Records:
* Begin *

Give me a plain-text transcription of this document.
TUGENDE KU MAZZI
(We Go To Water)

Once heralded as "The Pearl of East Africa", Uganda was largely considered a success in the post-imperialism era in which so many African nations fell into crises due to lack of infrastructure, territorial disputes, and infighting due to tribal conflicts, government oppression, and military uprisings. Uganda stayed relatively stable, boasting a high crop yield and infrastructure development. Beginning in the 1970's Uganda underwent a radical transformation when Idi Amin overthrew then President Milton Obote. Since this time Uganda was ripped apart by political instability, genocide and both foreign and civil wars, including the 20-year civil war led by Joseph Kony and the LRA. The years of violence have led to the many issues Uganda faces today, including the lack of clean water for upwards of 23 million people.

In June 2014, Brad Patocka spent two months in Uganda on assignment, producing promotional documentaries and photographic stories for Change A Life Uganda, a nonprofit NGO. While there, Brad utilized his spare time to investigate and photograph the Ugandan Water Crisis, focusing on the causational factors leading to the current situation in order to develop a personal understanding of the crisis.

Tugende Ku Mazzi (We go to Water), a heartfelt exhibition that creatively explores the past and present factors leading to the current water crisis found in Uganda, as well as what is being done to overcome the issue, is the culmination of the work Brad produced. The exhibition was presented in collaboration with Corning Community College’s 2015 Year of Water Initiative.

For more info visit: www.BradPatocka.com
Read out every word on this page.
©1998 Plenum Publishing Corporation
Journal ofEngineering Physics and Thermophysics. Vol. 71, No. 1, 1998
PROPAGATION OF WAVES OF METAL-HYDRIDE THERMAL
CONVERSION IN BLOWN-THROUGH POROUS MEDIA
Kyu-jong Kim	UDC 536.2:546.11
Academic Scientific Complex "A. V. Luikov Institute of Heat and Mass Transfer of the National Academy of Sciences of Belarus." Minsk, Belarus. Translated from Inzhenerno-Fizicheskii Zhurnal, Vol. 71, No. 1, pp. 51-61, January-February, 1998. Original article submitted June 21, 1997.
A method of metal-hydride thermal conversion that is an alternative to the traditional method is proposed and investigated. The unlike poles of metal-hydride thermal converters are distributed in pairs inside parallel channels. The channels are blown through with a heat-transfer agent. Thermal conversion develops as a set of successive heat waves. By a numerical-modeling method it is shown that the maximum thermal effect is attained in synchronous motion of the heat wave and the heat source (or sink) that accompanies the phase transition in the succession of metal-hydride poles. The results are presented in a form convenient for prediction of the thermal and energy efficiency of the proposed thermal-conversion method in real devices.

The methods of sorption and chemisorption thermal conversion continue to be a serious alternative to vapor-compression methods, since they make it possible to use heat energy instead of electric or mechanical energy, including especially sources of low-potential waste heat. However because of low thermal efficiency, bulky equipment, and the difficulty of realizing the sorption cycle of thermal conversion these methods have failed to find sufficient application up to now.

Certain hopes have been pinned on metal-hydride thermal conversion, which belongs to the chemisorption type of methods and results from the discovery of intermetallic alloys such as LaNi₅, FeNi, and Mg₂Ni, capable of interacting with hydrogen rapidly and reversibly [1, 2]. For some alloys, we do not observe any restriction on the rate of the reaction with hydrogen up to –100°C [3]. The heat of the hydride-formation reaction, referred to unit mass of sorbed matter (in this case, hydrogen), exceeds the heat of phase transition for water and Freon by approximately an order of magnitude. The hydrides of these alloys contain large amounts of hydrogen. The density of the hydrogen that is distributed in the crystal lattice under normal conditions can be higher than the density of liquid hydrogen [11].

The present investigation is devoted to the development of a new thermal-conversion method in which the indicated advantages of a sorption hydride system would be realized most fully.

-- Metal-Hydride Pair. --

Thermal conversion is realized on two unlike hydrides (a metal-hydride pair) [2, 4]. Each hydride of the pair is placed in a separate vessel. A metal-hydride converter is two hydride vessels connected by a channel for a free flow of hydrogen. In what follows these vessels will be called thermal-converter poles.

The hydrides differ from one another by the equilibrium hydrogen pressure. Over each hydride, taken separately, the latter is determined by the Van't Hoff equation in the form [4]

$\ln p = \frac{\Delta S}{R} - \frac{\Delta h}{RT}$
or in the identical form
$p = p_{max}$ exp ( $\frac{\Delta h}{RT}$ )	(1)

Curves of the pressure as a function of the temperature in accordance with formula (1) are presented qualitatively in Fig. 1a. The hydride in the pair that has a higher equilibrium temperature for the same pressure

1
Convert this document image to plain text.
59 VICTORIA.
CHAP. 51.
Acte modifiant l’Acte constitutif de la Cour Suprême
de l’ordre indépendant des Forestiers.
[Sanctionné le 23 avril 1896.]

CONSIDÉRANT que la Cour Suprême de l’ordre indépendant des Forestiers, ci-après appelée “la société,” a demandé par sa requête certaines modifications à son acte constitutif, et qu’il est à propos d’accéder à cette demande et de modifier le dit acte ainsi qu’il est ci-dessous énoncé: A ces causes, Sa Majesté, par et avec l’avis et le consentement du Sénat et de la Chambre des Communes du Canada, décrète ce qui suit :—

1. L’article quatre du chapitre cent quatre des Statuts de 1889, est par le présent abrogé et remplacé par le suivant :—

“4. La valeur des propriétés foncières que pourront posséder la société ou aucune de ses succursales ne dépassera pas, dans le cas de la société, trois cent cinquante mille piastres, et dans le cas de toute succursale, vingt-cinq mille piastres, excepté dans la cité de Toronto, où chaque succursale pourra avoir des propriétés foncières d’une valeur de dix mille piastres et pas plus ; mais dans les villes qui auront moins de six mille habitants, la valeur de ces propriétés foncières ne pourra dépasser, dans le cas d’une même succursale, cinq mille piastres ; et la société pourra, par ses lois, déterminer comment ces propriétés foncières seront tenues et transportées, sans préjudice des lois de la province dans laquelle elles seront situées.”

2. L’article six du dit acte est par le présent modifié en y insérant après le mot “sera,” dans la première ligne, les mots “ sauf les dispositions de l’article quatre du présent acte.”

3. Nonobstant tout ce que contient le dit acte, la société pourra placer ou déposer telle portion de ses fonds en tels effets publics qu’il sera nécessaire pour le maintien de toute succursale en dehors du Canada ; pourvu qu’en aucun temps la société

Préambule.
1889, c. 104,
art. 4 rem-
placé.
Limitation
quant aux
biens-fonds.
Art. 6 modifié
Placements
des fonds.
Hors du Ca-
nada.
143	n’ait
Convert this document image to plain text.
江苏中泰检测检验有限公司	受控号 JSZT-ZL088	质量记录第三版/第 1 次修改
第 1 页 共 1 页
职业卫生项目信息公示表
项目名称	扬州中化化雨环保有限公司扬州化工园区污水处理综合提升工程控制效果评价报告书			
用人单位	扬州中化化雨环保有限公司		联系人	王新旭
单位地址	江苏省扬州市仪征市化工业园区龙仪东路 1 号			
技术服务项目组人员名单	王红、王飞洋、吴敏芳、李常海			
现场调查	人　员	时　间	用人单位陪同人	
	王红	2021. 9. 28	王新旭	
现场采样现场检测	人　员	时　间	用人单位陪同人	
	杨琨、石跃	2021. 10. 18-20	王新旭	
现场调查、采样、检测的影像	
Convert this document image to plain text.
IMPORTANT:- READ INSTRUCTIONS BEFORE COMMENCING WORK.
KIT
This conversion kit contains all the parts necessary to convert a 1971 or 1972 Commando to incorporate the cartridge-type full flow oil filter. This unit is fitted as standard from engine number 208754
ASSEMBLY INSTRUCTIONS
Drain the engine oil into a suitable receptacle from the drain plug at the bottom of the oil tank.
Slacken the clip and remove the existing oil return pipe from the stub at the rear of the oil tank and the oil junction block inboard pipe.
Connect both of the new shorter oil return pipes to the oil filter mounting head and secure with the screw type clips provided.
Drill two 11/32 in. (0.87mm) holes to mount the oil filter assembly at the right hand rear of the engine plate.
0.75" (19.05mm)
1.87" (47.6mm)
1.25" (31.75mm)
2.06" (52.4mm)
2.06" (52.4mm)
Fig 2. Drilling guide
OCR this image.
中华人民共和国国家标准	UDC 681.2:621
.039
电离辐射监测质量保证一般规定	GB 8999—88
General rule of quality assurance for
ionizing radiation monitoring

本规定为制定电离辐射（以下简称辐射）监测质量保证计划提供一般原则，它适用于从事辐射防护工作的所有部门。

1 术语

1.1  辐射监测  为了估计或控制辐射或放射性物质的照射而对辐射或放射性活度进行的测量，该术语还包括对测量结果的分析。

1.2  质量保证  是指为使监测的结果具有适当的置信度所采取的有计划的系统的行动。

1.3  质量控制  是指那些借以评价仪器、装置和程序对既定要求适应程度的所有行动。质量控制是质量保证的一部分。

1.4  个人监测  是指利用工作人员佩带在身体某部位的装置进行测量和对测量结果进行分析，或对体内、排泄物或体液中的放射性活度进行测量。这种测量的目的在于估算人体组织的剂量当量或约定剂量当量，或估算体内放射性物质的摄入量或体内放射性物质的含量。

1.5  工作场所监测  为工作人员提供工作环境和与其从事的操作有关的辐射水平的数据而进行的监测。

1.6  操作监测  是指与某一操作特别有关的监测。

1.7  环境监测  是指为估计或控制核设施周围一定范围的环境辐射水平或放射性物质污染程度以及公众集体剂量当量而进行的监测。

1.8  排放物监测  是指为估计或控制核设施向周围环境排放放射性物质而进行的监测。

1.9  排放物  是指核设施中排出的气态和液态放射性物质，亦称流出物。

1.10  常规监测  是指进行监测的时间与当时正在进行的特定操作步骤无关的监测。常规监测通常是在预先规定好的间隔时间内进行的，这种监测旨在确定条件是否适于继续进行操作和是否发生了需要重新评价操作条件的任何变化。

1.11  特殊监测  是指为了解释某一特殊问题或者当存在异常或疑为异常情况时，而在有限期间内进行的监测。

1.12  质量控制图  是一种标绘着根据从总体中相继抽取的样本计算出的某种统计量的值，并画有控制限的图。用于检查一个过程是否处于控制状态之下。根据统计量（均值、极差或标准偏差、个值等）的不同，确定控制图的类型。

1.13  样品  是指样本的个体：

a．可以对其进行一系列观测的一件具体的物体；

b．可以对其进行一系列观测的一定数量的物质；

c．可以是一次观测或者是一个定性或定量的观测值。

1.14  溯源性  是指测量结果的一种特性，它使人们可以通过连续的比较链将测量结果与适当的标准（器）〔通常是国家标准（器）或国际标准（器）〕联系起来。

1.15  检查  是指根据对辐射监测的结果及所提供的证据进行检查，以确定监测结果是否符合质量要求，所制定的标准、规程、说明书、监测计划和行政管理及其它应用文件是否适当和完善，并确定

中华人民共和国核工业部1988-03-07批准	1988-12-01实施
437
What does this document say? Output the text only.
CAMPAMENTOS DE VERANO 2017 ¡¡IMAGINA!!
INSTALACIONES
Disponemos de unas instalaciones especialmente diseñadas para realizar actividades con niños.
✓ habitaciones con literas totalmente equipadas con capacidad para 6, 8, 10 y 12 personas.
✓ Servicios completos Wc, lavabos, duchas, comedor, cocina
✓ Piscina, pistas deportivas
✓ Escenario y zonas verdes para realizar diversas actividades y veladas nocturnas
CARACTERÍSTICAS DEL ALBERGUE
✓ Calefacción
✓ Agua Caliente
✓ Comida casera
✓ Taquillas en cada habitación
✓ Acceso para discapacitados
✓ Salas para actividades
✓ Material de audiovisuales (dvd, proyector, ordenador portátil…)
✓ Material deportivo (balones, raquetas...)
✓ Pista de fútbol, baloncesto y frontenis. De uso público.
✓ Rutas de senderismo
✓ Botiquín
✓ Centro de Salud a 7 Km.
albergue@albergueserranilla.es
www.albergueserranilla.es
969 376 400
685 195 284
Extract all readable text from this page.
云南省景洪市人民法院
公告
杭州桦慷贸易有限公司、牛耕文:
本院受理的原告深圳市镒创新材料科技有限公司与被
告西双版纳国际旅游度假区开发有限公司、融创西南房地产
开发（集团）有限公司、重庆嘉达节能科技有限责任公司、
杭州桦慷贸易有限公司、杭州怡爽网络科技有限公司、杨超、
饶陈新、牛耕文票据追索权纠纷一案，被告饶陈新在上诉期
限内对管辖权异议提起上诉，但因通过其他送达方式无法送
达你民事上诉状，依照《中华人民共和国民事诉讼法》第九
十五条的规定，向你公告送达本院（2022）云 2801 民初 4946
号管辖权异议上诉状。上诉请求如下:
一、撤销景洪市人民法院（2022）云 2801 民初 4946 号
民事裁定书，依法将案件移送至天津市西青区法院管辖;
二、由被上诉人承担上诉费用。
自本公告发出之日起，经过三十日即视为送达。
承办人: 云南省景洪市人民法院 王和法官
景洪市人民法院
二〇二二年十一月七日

* End *

Extract every line that has the string "frac" in it.

**WRITTEN RESPONSE**:
$\ln p = \frac{\Delta S}{R} - \frac{\Delta h}{RT}$
$p = p_{max}$ exp ( $\frac{\Delta h}{RT}$ )	(1)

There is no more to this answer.